* **Aim**
The listing beneath should be written out in full, exactly as shown.

* **Entries shown**
-- -- --
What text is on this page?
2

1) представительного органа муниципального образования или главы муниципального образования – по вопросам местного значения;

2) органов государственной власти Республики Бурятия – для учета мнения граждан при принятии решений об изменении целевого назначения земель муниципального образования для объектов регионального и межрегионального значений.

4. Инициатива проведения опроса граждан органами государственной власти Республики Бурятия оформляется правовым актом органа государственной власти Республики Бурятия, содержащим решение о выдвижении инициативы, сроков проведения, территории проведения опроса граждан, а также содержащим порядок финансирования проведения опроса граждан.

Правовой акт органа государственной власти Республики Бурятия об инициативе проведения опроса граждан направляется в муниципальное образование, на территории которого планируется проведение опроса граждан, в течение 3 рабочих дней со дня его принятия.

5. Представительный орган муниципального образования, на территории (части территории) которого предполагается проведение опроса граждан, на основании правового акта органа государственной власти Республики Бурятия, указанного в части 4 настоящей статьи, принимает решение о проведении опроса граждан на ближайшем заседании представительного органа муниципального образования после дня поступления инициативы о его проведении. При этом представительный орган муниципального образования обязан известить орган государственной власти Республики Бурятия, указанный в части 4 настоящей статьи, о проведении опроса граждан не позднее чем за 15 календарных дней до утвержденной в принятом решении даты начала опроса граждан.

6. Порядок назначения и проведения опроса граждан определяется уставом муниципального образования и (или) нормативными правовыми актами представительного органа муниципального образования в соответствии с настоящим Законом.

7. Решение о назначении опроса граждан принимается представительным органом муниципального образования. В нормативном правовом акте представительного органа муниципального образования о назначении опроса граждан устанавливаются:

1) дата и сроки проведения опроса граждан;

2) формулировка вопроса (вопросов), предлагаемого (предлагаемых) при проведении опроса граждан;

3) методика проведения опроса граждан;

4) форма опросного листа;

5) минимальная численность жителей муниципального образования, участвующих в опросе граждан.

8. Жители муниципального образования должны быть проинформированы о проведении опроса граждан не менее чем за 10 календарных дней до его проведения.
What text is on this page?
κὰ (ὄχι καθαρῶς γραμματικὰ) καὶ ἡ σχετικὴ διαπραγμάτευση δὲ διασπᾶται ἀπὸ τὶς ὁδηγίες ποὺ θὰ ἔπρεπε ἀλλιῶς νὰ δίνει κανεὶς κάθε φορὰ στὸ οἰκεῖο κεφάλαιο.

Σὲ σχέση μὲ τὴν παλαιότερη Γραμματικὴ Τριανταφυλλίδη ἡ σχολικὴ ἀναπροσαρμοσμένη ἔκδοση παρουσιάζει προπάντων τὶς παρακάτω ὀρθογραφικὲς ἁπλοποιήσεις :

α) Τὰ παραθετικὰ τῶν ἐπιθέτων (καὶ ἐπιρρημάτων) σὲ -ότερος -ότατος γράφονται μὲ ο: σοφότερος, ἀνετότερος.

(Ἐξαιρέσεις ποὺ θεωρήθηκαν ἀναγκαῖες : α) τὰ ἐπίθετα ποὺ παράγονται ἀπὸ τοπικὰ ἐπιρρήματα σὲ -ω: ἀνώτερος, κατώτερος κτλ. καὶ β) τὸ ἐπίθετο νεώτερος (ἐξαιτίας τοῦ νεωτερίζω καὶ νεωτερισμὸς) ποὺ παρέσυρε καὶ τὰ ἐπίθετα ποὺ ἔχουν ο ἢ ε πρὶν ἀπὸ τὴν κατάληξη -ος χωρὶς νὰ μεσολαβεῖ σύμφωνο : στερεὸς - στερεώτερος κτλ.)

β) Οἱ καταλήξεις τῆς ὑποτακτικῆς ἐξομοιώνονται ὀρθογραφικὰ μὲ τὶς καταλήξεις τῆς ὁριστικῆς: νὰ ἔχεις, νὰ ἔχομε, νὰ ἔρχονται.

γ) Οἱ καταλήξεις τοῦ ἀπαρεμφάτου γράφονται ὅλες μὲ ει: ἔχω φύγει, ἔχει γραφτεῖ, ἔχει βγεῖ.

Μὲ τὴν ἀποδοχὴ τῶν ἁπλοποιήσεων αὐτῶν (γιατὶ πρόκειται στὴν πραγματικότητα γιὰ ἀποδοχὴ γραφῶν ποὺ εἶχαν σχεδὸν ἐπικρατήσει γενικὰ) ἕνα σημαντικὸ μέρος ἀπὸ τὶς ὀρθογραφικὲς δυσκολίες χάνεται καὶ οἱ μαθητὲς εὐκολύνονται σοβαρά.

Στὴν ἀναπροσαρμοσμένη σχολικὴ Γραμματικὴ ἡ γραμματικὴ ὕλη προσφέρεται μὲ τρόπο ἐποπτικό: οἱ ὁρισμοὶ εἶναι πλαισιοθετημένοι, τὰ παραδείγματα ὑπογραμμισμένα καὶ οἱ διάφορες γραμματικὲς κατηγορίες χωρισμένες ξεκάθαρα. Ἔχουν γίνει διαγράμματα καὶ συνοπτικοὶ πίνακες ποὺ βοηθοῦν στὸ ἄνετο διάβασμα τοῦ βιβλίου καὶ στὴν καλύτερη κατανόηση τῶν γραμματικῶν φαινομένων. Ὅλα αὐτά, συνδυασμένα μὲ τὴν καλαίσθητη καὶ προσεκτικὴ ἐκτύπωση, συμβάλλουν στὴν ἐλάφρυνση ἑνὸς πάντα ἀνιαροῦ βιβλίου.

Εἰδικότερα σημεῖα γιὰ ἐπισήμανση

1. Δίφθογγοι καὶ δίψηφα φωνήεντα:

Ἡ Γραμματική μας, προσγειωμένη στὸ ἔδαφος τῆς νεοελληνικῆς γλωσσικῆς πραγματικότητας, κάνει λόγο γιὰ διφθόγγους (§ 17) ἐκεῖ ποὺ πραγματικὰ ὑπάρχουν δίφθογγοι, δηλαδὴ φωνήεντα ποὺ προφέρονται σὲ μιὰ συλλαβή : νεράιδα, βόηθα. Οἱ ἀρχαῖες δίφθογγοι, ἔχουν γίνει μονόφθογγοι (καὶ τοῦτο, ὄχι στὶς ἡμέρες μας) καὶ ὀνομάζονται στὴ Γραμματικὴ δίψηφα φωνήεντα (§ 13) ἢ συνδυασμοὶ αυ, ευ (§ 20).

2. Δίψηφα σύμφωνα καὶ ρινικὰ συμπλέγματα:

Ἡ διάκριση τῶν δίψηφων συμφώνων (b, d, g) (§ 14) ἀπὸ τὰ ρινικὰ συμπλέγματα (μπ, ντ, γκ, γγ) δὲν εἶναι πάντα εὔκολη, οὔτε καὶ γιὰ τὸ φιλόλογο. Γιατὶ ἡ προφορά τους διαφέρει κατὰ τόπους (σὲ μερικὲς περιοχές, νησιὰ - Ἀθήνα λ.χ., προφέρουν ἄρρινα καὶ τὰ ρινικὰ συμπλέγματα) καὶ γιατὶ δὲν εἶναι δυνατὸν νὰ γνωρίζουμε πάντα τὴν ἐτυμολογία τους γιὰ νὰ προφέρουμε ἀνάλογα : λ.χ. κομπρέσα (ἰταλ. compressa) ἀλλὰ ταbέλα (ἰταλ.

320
-- -- --
* **Result of the exercise**
What text is on this page?
2

1) представительного органа муниципального образования или главы муниципального образования – по вопросам местного значения;

2) органов государственной власти Республики Бурятия – для учета мнения граждан при принятии решений об изменении целевого назначения земель муниципального образования для объектов регионального и межрегионального значений.

4. Инициатива проведения опроса граждан органами государственной власти Республики Бурятия оформляется правовым актом органа государственной власти Республики Бурятия, содержащим решение о выдвижении инициативы, сроков проведения, территории проведения опроса граждан, а также содержащим порядок финансирования проведения опроса граждан.

Правовой акт органа государственной власти Республики Бурятия об инициативе проведения опроса граждан направляется в муниципальное образование, на территории которого планируется проведение опроса граждан, в течение 3 рабочих дней со дня его принятия.

5. Представительный орган муниципального образования, на территории (части территории) которого предполагается проведение опроса граждан, на основании правового акта органа государственной власти Республики Бурятия, указанного в части 4 настоящей статьи, принимает решение о проведении опроса граждан на ближайшем заседании представительного органа муниципального образования после дня поступления инициативы о его проведении. При этом представительный орган муниципального образования обязан известить орган государственной власти Республики Бурятия, указанный в части 4 настоящей статьи, о проведении опроса граждан не позднее чем за 15 календарных дней до утвержденной в принятом решении даты начала опроса граждан.

6. Порядок назначения и проведения опроса граждан определяется уставом муниципального образования и (или) нормативными правовыми актами представительного органа муниципального образования в соответствии с настоящим Законом.

7. Решение о назначении опроса граждан принимается представительным органом муниципального образования. В нормативном правовом акте представительного органа муниципального образования о назначении опроса граждан устанавливаются:

1) дата и сроки проведения опроса граждан;

2) формулировка вопроса (вопросов), предлагаемого (предлагаемых) при проведении опроса граждан;

3) методика проведения опроса граждан;

4) форма опросного листа;

5) минимальная численность жителей муниципального образования, участвующих в опросе граждан.

8. Жители муниципального образования должны быть проинформированы о проведении опроса граждан не менее чем за 10 календарных дней до его проведения.
What text is on this page?
κὰ (ὄχι καθαρῶς γραμματικὰ) καὶ ἡ σχετικὴ διαπραγμάτευση δὲ διασπᾶται ἀπὸ τὶς ὁδηγίες ποὺ θὰ ἔπρεπε ἀλλιῶς νὰ δίνει κανεὶς κάθε φορὰ στὸ οἰκεῖο κεφάλαιο.

Σὲ σχέση μὲ τὴν παλαιότερη Γραμματικὴ Τριανταφυλλίδη ἡ σχολικὴ ἀναπροσαρμοσμένη ἔκδοση παρουσιάζει προπάντων τὶς παρακάτω ὀρθογραφικὲς ἁπλοποιήσεις :

α) Τὰ παραθετικὰ τῶν ἐπιθέτων (καὶ ἐπιρρημάτων) σὲ -ότερος -ότατος γράφονται μὲ ο: σοφότερος, ἀνετότερος.

(Ἐξαιρέσεις ποὺ θεωρήθηκαν ἀναγκαῖες : α) τὰ ἐπίθετα ποὺ παράγονται ἀπὸ τοπικὰ ἐπιρρήματα σὲ -ω: ἀνώτερος, κατώτερος κτλ. καὶ β) τὸ ἐπίθετο νεώτερος (ἐξαιτίας τοῦ νεωτερίζω καὶ νεωτερισμὸς) ποὺ παρέσυρε καὶ τὰ ἐπίθετα ποὺ ἔχουν ο ἢ ε πρὶν ἀπὸ τὴν κατάληξη -ος χωρὶς νὰ μεσολαβεῖ σύμφωνο : στερεὸς - στερεώτερος κτλ.)

β) Οἱ καταλήξεις τῆς ὑποτακτικῆς ἐξομοιώνονται ὀρθογραφικὰ μὲ τὶς καταλήξεις τῆς ὁριστικῆς: νὰ ἔχεις, νὰ ἔχομε, νὰ ἔρχονται.

γ) Οἱ καταλήξεις τοῦ ἀπαρεμφάτου γράφονται ὅλες μὲ ει: ἔχω φύγει, ἔχει γραφτεῖ, ἔχει βγεῖ.

Μὲ τὴν ἀποδοχὴ τῶν ἁπλοποιήσεων αὐτῶν (γιατὶ πρόκειται στὴν πραγματικότητα γιὰ ἀποδοχὴ γραφῶν ποὺ εἶχαν σχεδὸν ἐπικρατήσει γενικὰ) ἕνα σημαντικὸ μέρος ἀπὸ τὶς ὀρθογραφικὲς δυσκολίες χάνεται καὶ οἱ μαθητὲς εὐκολύνονται σοβαρά.

Στὴν ἀναπροσαρμοσμένη σχολικὴ Γραμματικὴ ἡ γραμματικὴ ὕλη προσφέρεται μὲ τρόπο ἐποπτικό: οἱ ὁρισμοὶ εἶναι πλαισιοθετημένοι, τὰ παραδείγματα ὑπογραμμισμένα καὶ οἱ διάφορες γραμματικὲς κατηγορίες χωρισμένες ξεκάθαρα. Ἔχουν γίνει διαγράμματα καὶ συνοπτικοὶ πίνακες ποὺ βοηθοῦν στὸ ἄνετο διάβασμα τοῦ βιβλίου καὶ στὴν καλύτερη κατανόηση τῶν γραμματικῶν φαινομένων. Ὅλα αὐτά, συνδυασμένα μὲ τὴν καλαίσθητη καὶ προσεκτικὴ ἐκτύπωση, συμβάλλουν στὴν ἐλάφρυνση ἑνὸς πάντα ἀνιαροῦ βιβλίου.

Εἰδικότερα σημεῖα γιὰ ἐπισήμανση

1. Δίφθογγοι καὶ δίψηφα φωνήεντα:

Ἡ Γραμματική μας, προσγειωμένη στὸ ἔδαφος τῆς νεοελληνικῆς γλωσσικῆς πραγματικότητας, κάνει λόγο γιὰ διφθόγγους (§ 17) ἐκεῖ ποὺ πραγματικὰ ὑπάρχουν δίφθογγοι, δηλαδὴ φωνήεντα ποὺ προφέρονται σὲ μιὰ συλλαβή : νεράιδα, βόηθα. Οἱ ἀρχαῖες δίφθογγοι, ἔχουν γίνει μονόφθογγοι (καὶ τοῦτο, ὄχι στὶς ἡμέρες μας) καὶ ὀνομάζονται στὴ Γραμματικὴ δίψηφα φωνήεντα (§ 13) ἢ συνδυασμοὶ αυ, ευ (§ 20).

2. Δίψηφα σύμφωνα καὶ ρινικὰ συμπλέγματα:

Ἡ διάκριση τῶν δίψηφων συμφώνων (b, d, g) (§ 14) ἀπὸ τὰ ρινικὰ συμπλέγματα (μπ, ντ, γκ, γγ) δὲν εἶναι πάντα εὔκολη, οὔτε καὶ γιὰ τὸ φιλόλογο. Γιατὶ ἡ προφορά τους διαφέρει κατὰ τόπους (σὲ μερικὲς περιοχές, νησιὰ - Ἀθήνα λ.χ., προφέρουν ἄρρινα καὶ τὰ ρινικὰ συμπλέγματα) καὶ γιατὶ δὲν εἶναι δυνατὸν νὰ γνωρίζουμε πάντα τὴν ἐτυμολογία τους γιὰ νὰ προφέρουμε ἀνάλογα : λ.χ. κομπρέσα (ἰταλ. compressa) ἀλλὰ ταbέλα (ἰταλ.

320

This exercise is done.